(Records supplied)
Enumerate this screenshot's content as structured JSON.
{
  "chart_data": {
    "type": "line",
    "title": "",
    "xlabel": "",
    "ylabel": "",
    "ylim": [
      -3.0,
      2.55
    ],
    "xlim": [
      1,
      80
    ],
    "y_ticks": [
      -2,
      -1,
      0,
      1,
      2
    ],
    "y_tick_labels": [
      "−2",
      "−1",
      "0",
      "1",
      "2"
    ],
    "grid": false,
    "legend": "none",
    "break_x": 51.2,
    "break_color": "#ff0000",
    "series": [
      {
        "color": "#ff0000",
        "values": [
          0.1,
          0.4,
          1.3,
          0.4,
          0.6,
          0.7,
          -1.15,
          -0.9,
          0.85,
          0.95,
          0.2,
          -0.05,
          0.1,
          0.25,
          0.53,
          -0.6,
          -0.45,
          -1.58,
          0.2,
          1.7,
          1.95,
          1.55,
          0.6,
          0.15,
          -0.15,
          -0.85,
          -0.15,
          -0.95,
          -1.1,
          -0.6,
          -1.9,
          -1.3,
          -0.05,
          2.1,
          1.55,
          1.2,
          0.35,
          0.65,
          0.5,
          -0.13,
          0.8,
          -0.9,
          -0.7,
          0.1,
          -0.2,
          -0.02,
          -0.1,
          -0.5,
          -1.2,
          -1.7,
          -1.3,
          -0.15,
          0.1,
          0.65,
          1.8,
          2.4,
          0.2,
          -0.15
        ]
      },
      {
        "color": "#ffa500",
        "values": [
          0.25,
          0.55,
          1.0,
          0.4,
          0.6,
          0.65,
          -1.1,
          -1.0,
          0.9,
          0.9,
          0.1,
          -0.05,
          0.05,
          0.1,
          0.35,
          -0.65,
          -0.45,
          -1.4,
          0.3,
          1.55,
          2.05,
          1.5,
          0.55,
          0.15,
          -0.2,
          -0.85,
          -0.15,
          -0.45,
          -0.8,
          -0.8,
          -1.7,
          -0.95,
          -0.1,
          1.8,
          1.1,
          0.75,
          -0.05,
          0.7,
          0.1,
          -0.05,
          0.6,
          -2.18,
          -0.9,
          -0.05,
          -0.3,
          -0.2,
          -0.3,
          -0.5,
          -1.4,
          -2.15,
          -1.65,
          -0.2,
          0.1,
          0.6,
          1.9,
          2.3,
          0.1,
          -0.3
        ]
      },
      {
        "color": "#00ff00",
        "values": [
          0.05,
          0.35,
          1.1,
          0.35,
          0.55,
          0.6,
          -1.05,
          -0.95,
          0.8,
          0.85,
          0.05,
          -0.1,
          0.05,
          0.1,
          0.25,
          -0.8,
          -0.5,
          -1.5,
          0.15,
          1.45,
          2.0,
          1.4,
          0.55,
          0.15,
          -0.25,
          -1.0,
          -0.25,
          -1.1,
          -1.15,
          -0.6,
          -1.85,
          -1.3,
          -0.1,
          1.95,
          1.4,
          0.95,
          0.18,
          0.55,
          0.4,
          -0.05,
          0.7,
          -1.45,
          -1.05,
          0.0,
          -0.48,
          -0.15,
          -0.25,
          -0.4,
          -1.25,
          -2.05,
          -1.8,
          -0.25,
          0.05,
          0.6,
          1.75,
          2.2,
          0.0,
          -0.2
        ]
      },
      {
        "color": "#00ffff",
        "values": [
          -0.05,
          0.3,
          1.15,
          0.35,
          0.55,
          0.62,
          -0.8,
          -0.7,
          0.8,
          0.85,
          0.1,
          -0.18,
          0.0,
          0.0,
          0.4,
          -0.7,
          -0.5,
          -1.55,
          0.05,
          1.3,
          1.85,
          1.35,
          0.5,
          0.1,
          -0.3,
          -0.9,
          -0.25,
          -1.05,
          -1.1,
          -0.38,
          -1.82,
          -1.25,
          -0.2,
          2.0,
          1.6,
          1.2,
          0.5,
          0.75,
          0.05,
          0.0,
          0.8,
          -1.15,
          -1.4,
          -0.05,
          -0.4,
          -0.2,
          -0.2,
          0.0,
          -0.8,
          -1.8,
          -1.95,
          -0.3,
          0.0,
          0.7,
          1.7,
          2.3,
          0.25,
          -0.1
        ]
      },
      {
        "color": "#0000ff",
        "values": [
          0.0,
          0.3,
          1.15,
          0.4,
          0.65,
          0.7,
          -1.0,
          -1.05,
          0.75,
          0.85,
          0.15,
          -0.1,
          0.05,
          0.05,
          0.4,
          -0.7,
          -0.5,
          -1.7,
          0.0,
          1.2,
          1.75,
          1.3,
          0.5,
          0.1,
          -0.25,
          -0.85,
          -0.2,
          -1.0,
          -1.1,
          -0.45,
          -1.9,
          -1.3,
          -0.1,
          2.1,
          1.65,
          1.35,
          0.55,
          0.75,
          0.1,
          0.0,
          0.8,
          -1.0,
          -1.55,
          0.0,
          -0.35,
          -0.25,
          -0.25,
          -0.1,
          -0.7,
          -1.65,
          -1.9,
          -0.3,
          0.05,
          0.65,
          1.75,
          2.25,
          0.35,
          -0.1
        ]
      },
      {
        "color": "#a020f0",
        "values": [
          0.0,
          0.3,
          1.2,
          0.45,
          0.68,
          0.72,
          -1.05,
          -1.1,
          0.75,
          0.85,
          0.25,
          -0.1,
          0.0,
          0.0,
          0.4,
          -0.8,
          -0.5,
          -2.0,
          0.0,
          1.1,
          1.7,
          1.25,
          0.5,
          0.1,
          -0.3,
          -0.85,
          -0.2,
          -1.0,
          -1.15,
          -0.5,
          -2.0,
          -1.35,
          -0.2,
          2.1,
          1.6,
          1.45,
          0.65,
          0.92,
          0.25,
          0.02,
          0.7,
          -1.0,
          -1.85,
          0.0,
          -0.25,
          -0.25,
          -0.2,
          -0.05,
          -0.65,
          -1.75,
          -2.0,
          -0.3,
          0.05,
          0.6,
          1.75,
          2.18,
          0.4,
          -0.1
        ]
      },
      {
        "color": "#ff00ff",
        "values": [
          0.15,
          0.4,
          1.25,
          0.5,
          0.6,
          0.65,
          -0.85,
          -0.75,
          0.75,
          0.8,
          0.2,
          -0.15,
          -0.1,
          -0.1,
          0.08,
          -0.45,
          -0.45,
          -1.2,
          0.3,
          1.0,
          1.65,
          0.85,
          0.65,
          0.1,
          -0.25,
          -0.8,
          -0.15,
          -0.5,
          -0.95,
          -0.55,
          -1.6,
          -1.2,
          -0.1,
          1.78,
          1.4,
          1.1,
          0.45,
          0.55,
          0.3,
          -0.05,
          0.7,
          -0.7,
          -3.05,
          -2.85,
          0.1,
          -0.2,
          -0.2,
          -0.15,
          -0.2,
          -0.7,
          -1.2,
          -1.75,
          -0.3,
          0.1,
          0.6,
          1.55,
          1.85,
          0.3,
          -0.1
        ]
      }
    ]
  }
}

(Set problem)
Extract every record. Keep wording exact.

(Answer to this exercise)
Enumerate this screenshot's content as structured JSON.
{
  "chart_data": {
    "type": "line",
    "title": "",
    "xlabel": "",
    "ylabel": "",
    "ylim": [
      -3.0,
      2.55
    ],
    "xlim": [
      1,
      80
    ],
    "y_ticks": [
      -2,
      -1,
      0,
      1,
      2
    ],
    "y_tick_labels": [
      "−2",
      "−1",
      "0",
      "1",
      "2"
    ],
    "grid": false,
    "legend": "none",
    "break_x": 51.2,
    "break_color": "#ff0000",
    "series": [
      {
        "color": "#ff0000",
        "values": [
          0.1,
          0.4,
          1.3,
          0.4,
          0.6,
          0.7,
          -1.15,
          -0.9,
          0.85,
          0.95,
          0.2,
          -0.05,
          0.1,
          0.25,
          0.53,
          -0.6,
          -0.45,
          -1.58,
          0.2,
          1.7,
          1.95,
          1.55,
          0.6,
          0.15,
          -0.15,
          -0.85,
          -0.15,
          -0.95,
          -1.1,
          -0.6,
          -1.9,
          -1.3,
          -0.05,
          2.1,
          1.55,
          1.2,
          0.35,
          0.65,
          0.5,
          -0.13,
          0.8,
          -0.9,
          -0.7,
          0.1,
          -0.2,
          -0.02,
          -0.1,
          -0.5,
          -1.2,
          -1.7,
          -1.3,
          -0.15,
          0.1,
          0.65,
          1.8,
          2.4,
          0.2,
          -0.15
        ]
      },
      {
        "color": "#ffa500",
        "values": [
          0.25,
          0.55,
          1.0,
          0.4,
          0.6,
          0.65,
          -1.1,
          -1.0,
          0.9,
          0.9,
          0.1,
          -0.05,
          0.05,
          0.1,
          0.35,
          -0.65,
          -0.45,
          -1.4,
          0.3,
          1.55,
          2.05,
          1.5,
          0.55,
          0.15,
          -0.2,
          -0.85,
          -0.15,
          -0.45,
          -0.8,
          -0.8,
          -1.7,
          -0.95,
          -0.1,
          1.8,
          1.1,
          0.75,
          -0.05,
          0.7,
          0.1,
          -0.05,
          0.6,
          -2.18,
          -0.9,
          -0.05,
          -0.3,
          -0.2,
          -0.3,
          -0.5,
          -1.4,
          -2.15,
          -1.65,
          -0.2,
          0.1,
          0.6,
          1.9,
          2.3,
          0.1,
          -0.3
        ]
      },
      {
        "color": "#00ff00",
        "values": [
          0.05,
          0.35,
          1.1,
          0.35,
          0.55,
          0.6,
          -1.05,
          -0.95,
          0.8,
          0.85,
          0.05,
          -0.1,
          0.05,
          0.1,
          0.25,
          -0.8,
          -0.5,
          -1.5,
          0.15,
          1.45,
          2.0,
          1.4,
          0.55,
          0.15,
          -0.25,
          -1.0,
          -0.25,
          -1.1,
          -1.15,
          -0.6,
          -1.85,
          -1.3,
          -0.1,
          1.95,
          1.4,
          0.95,
          0.18,
          0.55,
          0.4,
          -0.05,
          0.7,
          -1.45,
          -1.05,
          0.0,
          -0.48,
          -0.15,
          -0.25,
          -0.4,
          -1.25,
          -2.05,
          -1.8,
          -0.25,
          0.05,
          0.6,
          1.75,
          2.2,
          0.0,
          -0.2
        ]
      },
      {
        "color": "#00ffff",
        "values": [
          -0.05,
          0.3,
          1.15,
          0.35,
          0.55,
          0.62,
          -0.8,
          -0.7,
          0.8,
          0.85,
          0.1,
          -0.18,
          0.0,
          0.0,
          0.4,
          -0.7,
          -0.5,
          -1.55,
          0.05,
          1.3,
          1.85,
          1.35,
          0.5,
          0.1,
          -0.3,
          -0.9,
          -0.25,
          -1.05,
          -1.1,
          -0.38,
          -1.82,
          -1.25,
          -0.2,
          2.0,
          1.6,
          1.2,
          0.5,
          0.75,
          0.05,
          0.0,
          0.8,
          -1.15,
          -1.4,
          -0.05,
          -0.4,
          -0.2,
          -0.2,
          0.0,
          -0.8,
          -1.8,
          -1.95,
          -0.3,
          0.0,
          0.7,
          1.7,
          2.3,
          0.25,
          -0.1
        ]
      },
      {
        "color": "#0000ff",
        "values": [
          0.0,
          0.3,
          1.15,
          0.4,
          0.65,
          0.7,
          -1.0,
          -1.05,
          0.75,
          0.85,
          0.15,
          -0.1,
          0.05,
          0.05,
          0.4,
          -0.7,
          -0.5,
          -1.7,
          0.0,
          1.2,
          1.75,
          1.3,
          0.5,
          0.1,
          -0.25,
          -0.85,
          -0.2,
          -1.0,
          -1.1,
          -0.45,
          -1.9,
          -1.3,
          -0.1,
          2.1,
          1.65,
          1.35,
          0.55,
          0.75,
          0.1,
          0.0,
          0.8,
          -1.0,
          -1.55,
          0.0,
          -0.35,
          -0.25,
          -0.25,
          -0.1,
          -0.7,
          -1.65,
          -1.9,
          -0.3,
          0.05,
          0.65,
          1.75,
          2.25,
          0.35,
          -0.1
        ]
      },
      {
        "color": "#a020f0",
        "values": [
          0.0,
          0.3,
          1.2,
          0.45,
          0.68,
          0.72,
          -1.05,
          -1.1,
          0.75,
          0.85,
          0.25,
          -0.1,
          0.0,
          0.0,
          0.4,
          -0.8,
          -0.5,
          -2.0,
          0.0,
          1.1,
          1.7,
          1.25,
          0.5,
          0.1,
          -0.3,
          -0.85,
          -0.2,
          -1.0,
          -1.15,
          -0.5,
          -2.0,
          -1.35,
          -0.2,
          2.1,
          1.6,
          1.45,
          0.65,
          0.92,
          0.25,
          0.02,
          0.7,
          -1.0,
          -1.85,
          0.0,
          -0.25,
          -0.25,
          -0.2,
          -0.05,
          -0.65,
          -1.75,
          -2.0,
          -0.3,
          0.05,
          0.6,
          1.75,
          2.18,
          0.4,
          -0.1
        ]
      },
      {
        "color": "#ff00ff",
        "values": [
          0.15,
          0.4,
          1.25,
          0.5,
          0.6,
          0.65,
          -0.85,
          -0.75,
          0.75,
          0.8,
          0.2,
          -0.15,
          -0.1,
          -0.1,
          0.08,
          -0.45,
          -0.45,
          -1.2,
          0.3,
          1.0,
          1.65,
          0.85,
          0.65,
          0.1,
          -0.25,
          -0.8,
          -0.15,
          -0.5,
          -0.95,
          -0.55,
          -1.6,
          -1.2,
          -0.1,
          1.78,
          1.4,
          1.1,
          0.45,
          0.55,
          0.3,
          -0.05,
          0.7,
          -0.7,
          -3.05,
          -2.85,
          0.1,
          -0.2,
          -0.2,
          -0.15,
          -0.2,
          -0.7,
          -1.2,
          -1.75,
          -0.3,
          0.1,
          0.6,
          1.55,
          1.85,
          0.3,
          -0.1
        ]
      }
    ]
  }
}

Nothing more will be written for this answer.